Given the steadfast devotion to its development, you could be forgiven for imagining technology to have intrinsic value. Were that the case it would be an end in and of itself, worth chasing for its own sake. Of course, technology’s value is not intrinsic, but instrumental. Any technology – and we must take care to recognise the term’s own multiplicity – can only be a means to an end. It can, as Unlimited Theatre took pains to remind us in their 2007 performance lecture The Ethics of Progress, be as easily used for bad as for good. Take splitting the atom, say Unlimited. Take chatroulette, say I (to get all 2010 about it).

This was the recurring motif of last Thursday’s LIFT Talk – the first of four throughout the festival – under the title ‘Digital Democracy’.

The debate about technology’s value has raised its head already within the work being shown by LIFT. The Builders Association’s Continuous City turned out to be both a treatise on and a polemic against the ubiquity of online communication. Though, formally, it didn’t actually seem to make live use of the internet, in terms of content it is resolute in its convictions that these communicative tools are hindering genuine, meaningful communication. Or perhaps it’s merely flagging up our innate inability to truly communicate, regardless of the technology. It’s a thesis directly contradicted by Dries Verhoeven’s Life Streaming, which creates a connection over 8805km between you and a performer in Sri Lanka. Its more than just a conversation, Verhoeven manages to make you feel as though you’re sharing the same space, the same atmosphere, the same sensations. The question always remains, however, to what extent are we projecting that experience? How real is that connection? How shared is that experience?

SUPPLIED ENTRIES:
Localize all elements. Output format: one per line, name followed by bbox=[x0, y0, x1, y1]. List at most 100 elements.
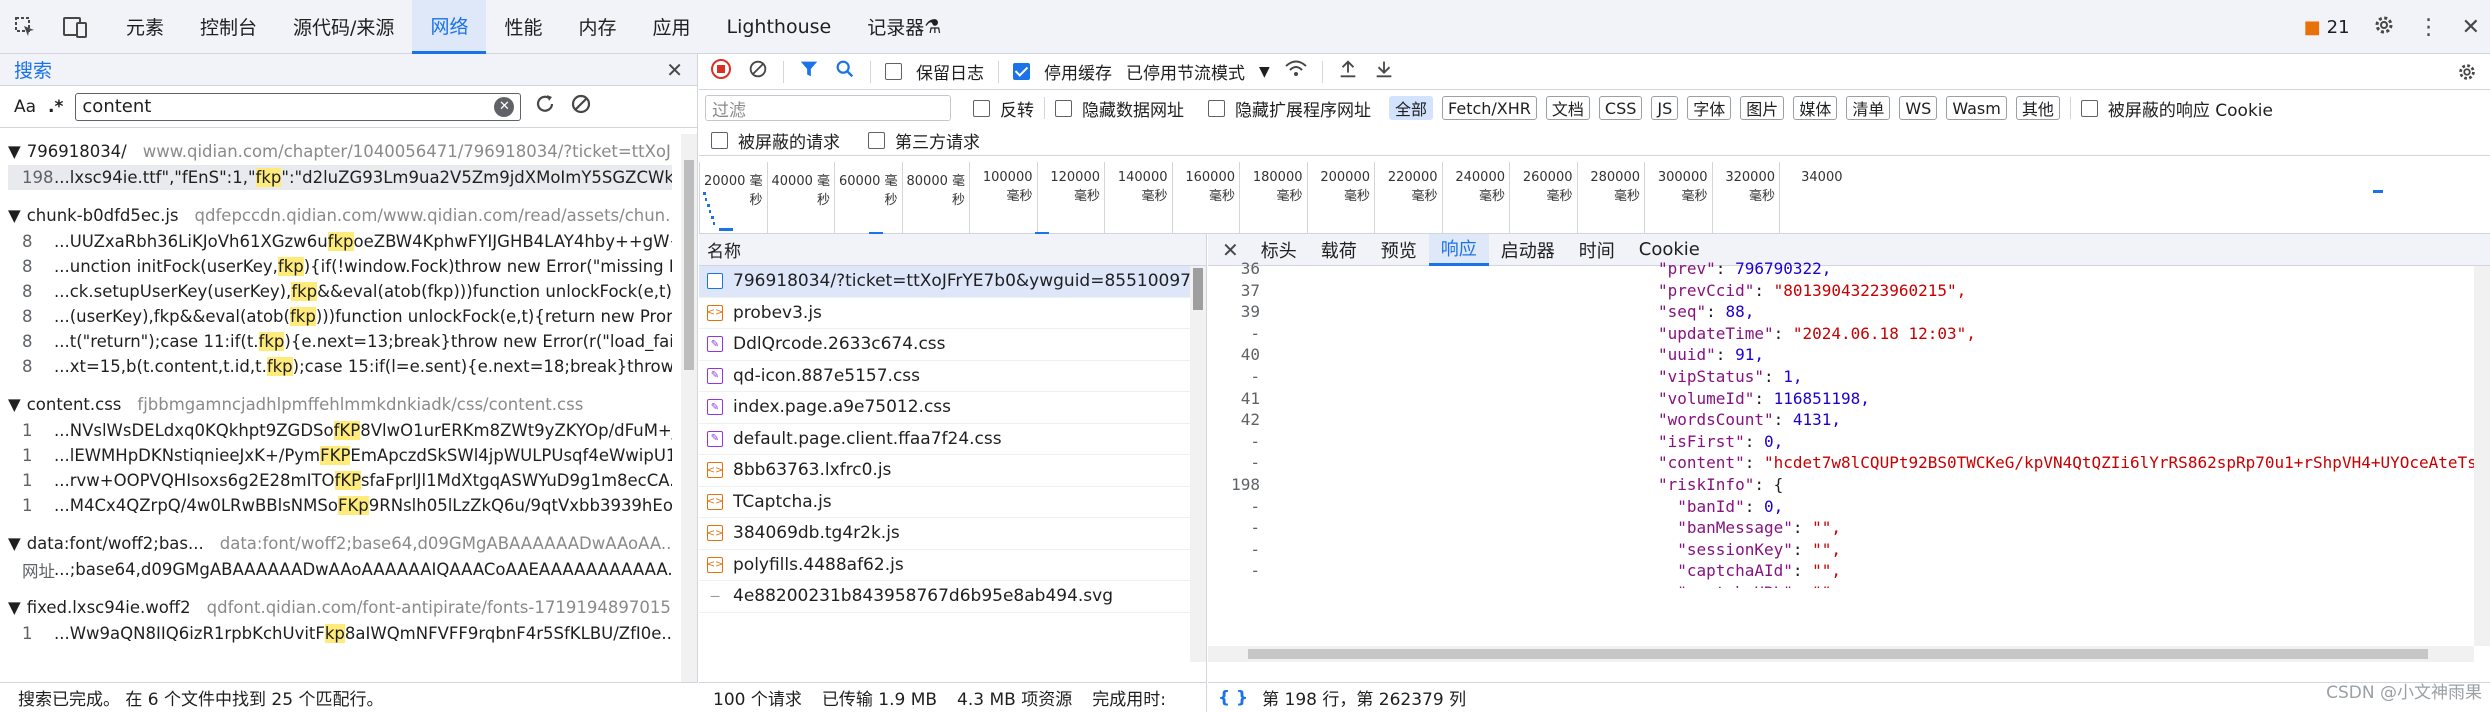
result-line[interactable]: 网址 ...;base64,d09GMgABAAAAAADwAAoAAAAAAIQ… bbox=[8, 557, 672, 582]
third-party-checkbox[interactable] bbox=[868, 132, 885, 149]
type-filter-1[interactable]: Fetch/XHR bbox=[1442, 96, 1537, 120]
name-column-header[interactable]: 名称 bbox=[707, 237, 741, 262]
device-toggle-icon[interactable] bbox=[60, 12, 90, 42]
filter-input[interactable]: 过滤 bbox=[705, 95, 951, 121]
clear-search-icon[interactable]: ✕ bbox=[494, 96, 515, 117]
tab-3[interactable]: 网络 bbox=[412, 0, 487, 54]
inspect-icon[interactable] bbox=[10, 12, 40, 42]
result-line[interactable]: 8 ...xt=15,b(t.content,t.id,t.fkp);case 1… bbox=[8, 354, 672, 379]
result-line[interactable]: 1 ...lEWMHpDKNstiqnieeJxK+/PymFKPEmApczdS… bbox=[8, 443, 672, 468]
invert-checkbox[interactable] bbox=[973, 99, 990, 117]
expand-arrow-icon[interactable]: ▼ bbox=[8, 395, 21, 414]
type-filter-0[interactable]: 全部 bbox=[1389, 96, 1434, 120]
results-scrollbar[interactable] bbox=[681, 134, 697, 682]
network-settings-icon[interactable] bbox=[2456, 61, 2478, 88]
more-vert-icon[interactable]: ⋮ bbox=[2418, 15, 2440, 40]
result-line[interactable]: 198 ...lxsc94ie.ttf","fEnS":1,"fkp":"d2lu… bbox=[8, 165, 672, 190]
disable-cache-checkbox[interactable] bbox=[1013, 63, 1030, 80]
request-row[interactable]: <> 384069db.tg4r2k.js bbox=[699, 518, 1206, 550]
request-row[interactable]: <> 8bb63763.lxfrc0.js bbox=[699, 455, 1206, 487]
type-filter-4[interactable]: JS bbox=[1651, 96, 1679, 120]
tab-8[interactable]: 记录器 ⚗ bbox=[849, 0, 959, 54]
tab-0[interactable]: 元素 bbox=[108, 0, 182, 54]
result-line[interactable]: 8 ...ck.setupUserKey(userKey),fkp&&eval(a… bbox=[8, 279, 672, 304]
expand-arrow-icon[interactable]: ▼ bbox=[8, 142, 21, 161]
search-input[interactable]: content ✕ bbox=[75, 92, 522, 121]
hide-ext-urls-checkbox[interactable] bbox=[1208, 99, 1225, 117]
response-viewer[interactable]: 36 "prev": 796790322, 37 "prevCcid": "80139… bbox=[1208, 258, 2474, 588]
expand-arrow-icon[interactable]: ▼ bbox=[8, 206, 21, 225]
throttle-select[interactable]: 已停用节流模式 bbox=[1126, 59, 1245, 84]
json-value: 88, bbox=[1725, 302, 1755, 322]
tab-1[interactable]: 控制台 bbox=[182, 0, 275, 54]
result-line[interactable]: 8 ...t("return");case 11:if(t.fkp){e.next… bbox=[8, 329, 672, 354]
filter-icon[interactable] bbox=[798, 58, 820, 85]
type-filter-7[interactable]: 媒体 bbox=[1793, 96, 1838, 120]
request-row[interactable]: <> TCaptcha.js bbox=[699, 487, 1206, 518]
request-row[interactable]: — 4e88200231b843958767d6b95e8ab494.svg bbox=[699, 581, 1206, 613]
timeline-tick-11: 240000 毫秒 bbox=[1441, 162, 1510, 234]
refresh-icon[interactable] bbox=[533, 92, 557, 121]
gear-icon[interactable] bbox=[2372, 13, 2396, 42]
request-row[interactable]: <> probev3.js bbox=[699, 298, 1206, 329]
type-filter-2[interactable]: 文档 bbox=[1545, 96, 1590, 120]
upload-icon[interactable] bbox=[1337, 58, 1359, 85]
issues-badge[interactable]: ■ 21 bbox=[2304, 17, 2350, 38]
result-line[interactable]: 8 ...(userKey),fkp&&eval(atob(fkp)))funct… bbox=[8, 304, 672, 329]
match-prefix: ...lxsc94ie.ttf","fEnS":1," bbox=[54, 168, 256, 187]
result-line[interactable]: 1 ...NVslWsDELdxq0KQkhpt9ZGDSofKP8VlwO1ur… bbox=[8, 418, 672, 443]
clear-log-icon[interactable] bbox=[747, 58, 769, 85]
type-filter-5[interactable]: 字体 bbox=[1687, 96, 1732, 120]
type-filter-6[interactable]: 图片 bbox=[1740, 96, 1785, 120]
request-row[interactable]: <> polyfills.4488af62.js bbox=[699, 550, 1206, 581]
result-line[interactable]: 1 ...M4Cx4QZrpQ/4w0LRwBBlsNMSoFKp9RNslh05… bbox=[8, 493, 672, 518]
regex-button[interactable]: .* bbox=[48, 97, 63, 117]
network-overview-timeline[interactable]: 20000 毫秒 40000 毫秒 60000 毫秒 80000 毫秒 100000 毫… bbox=[699, 162, 2490, 235]
match-case-button[interactable]: Aa bbox=[14, 97, 36, 117]
result-line[interactable]: 8 ...UUZxaRbh36LiKJoVh61XGzw6ufkpoeZBW4Kp… bbox=[8, 229, 672, 254]
result-file-header[interactable]: ▼ data:font/woff2;bas... data:font/woff2;b… bbox=[8, 530, 672, 557]
result-line-text: ...Ww9aQN8IIQ6izR1rpbKchUvitFkp8aIWQmNFV… bbox=[54, 624, 672, 643]
pretty-print-icon[interactable]: { } bbox=[1218, 688, 1248, 708]
chevron-down-icon[interactable]: ▼ bbox=[1259, 64, 1270, 80]
type-filter-8[interactable]: 清单 bbox=[1846, 96, 1891, 120]
tab-6[interactable]: 应用 bbox=[634, 0, 708, 54]
response-scrollbar[interactable] bbox=[2474, 266, 2490, 646]
result-file-header[interactable]: ▼ fixed.lxsc94ie.woff2 qdfont.qidian.com/f… bbox=[8, 594, 672, 621]
expand-arrow-icon[interactable]: ▼ bbox=[8, 598, 21, 617]
blocked-cookies-checkbox[interactable] bbox=[2080, 99, 2098, 117]
search-icon[interactable] bbox=[834, 58, 856, 85]
result-file-header[interactable]: ▼ chunk-b0dfd5ec.js qdfepccdn.qidian.com/w… bbox=[8, 202, 672, 229]
request-row[interactable]: ✎ default.page.client.ffaa7f24.css bbox=[699, 424, 1206, 455]
type-filter-9[interactable]: WS bbox=[1899, 96, 1938, 120]
request-row[interactable]: ✎ index.page.a9e75012.css bbox=[699, 392, 1206, 424]
blocked-requests-checkbox[interactable] bbox=[711, 132, 728, 149]
request-list-scrollbar[interactable] bbox=[1190, 266, 1206, 662]
result-file-header[interactable]: ▼ 796918034/www.qidian.com/chapter/104005… bbox=[8, 138, 672, 165]
request-row[interactable]: ✎ qd-icon.887e5157.css bbox=[699, 361, 1206, 392]
network-conditions-icon[interactable] bbox=[1284, 58, 1308, 85]
request-row[interactable]: 796918034/?ticket=ttXoJFrYE7b0&ywguid=85… bbox=[699, 266, 1206, 298]
tab-4[interactable]: 性能 bbox=[486, 0, 560, 54]
preserve-log-checkbox[interactable] bbox=[885, 63, 902, 80]
tab-7[interactable]: Lighthouse bbox=[709, 0, 850, 54]
expand-arrow-icon[interactable]: ▼ bbox=[8, 534, 21, 553]
type-filter-10[interactable]: Wasm bbox=[1946, 96, 2007, 120]
result-line[interactable]: 8 ...unction initFock(userKey,fkp){if(!wi… bbox=[8, 254, 672, 279]
result-line[interactable]: 1 ...Ww9aQN8IIQ6izR1rpbKchUvitFkp8aIWQmNF… bbox=[8, 621, 672, 646]
h-scrollbar[interactable] bbox=[1208, 646, 2474, 662]
tab-5[interactable]: 内存 bbox=[560, 0, 634, 54]
request-name: qd-icon.887e5157.css bbox=[733, 365, 920, 386]
tab-2[interactable]: 源代码/来源 bbox=[275, 0, 412, 54]
type-filter-3[interactable]: CSS bbox=[1598, 96, 1643, 120]
type-filter-11[interactable]: 其他 bbox=[2015, 96, 2060, 120]
download-icon[interactable] bbox=[1373, 58, 1395, 85]
clear-results-icon[interactable] bbox=[569, 92, 593, 121]
request-row[interactable]: ✎ DdlQrcode.2633c674.css bbox=[699, 329, 1206, 361]
close-icon[interactable]: ✕ bbox=[2462, 15, 2480, 40]
result-file-header[interactable]: ▼ content.css fjbbmgamncjadhlpmffehlmmkdnk… bbox=[8, 391, 672, 418]
close-search-icon[interactable]: ✕ bbox=[666, 58, 683, 82]
hide-data-urls-checkbox[interactable] bbox=[1055, 99, 1072, 117]
record-icon[interactable] bbox=[709, 57, 733, 86]
result-line[interactable]: 1 ...rvw+OOPVQHIsoxs6g2E28mITOfKPsfaFprlJ… bbox=[8, 468, 672, 493]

EXERCISE REQUIREMENTS:
1. Answer these from the LIFT festival piece, one line each:
(a) In what year did Unlimited Theatre give its performance lecture The Ethics of Progress?
(b) How many LIFT Talks take place throughout the festival?
(c) How far apart are you and the performer in Dries Verhoeven's Life Streaming?
2. Shorten the paragraph of the LIFT festival piece that begins "The debate about technology's value" into a brief list, keeping its main facts.
3. In the LIFT festival piece, swap "intrinsic" for "inherent" and write out the passage again. Begin at the words "Given the steadfast" and stop after "2010 about it).".

TASK ANSWERS:
1.
(a) 2007
(b) Four
(c) 8805km

2.
- The debate about technology's value has already come up in the work LIFT is showing.
- The Builders Association's Continuous City both examines and argues against how widespread online communication has become.
- It doesn't seem to use the internet live, but its content firmly holds that these tools hinder genuine, meaningful communication, or perhaps that we can't truly communicate whatever the technology.
- Dries Verhoeven's Life Streaming directly contradicts this by connecting you with a performer in Sri Lanka, 8805km away.
- It feels like more than a conversation, as though you share the same space, atmosphere and sensations.
- Questions remain: how much of that experience are we projecting, and how real and shared is it?

3.
Given the steadfast devotion to its development, you could be forgiven for imagining technology to have inherent value. Were that the case it would be an end in and of itself, worth chasing for its own sake. Of course, technology’s value is not inherent, but instrumental. Any technology – and we must take care to recognise the term’s own multiplicity – can only be a means to an end. It can, as Unlimited Theatre took pains to remind us in their 2007 performance lecture The Ethics of Progress, be as easily used for bad as for good. Take splitting the atom, say Unlimited. Take chatroulette, say I (to get all 2010 about it).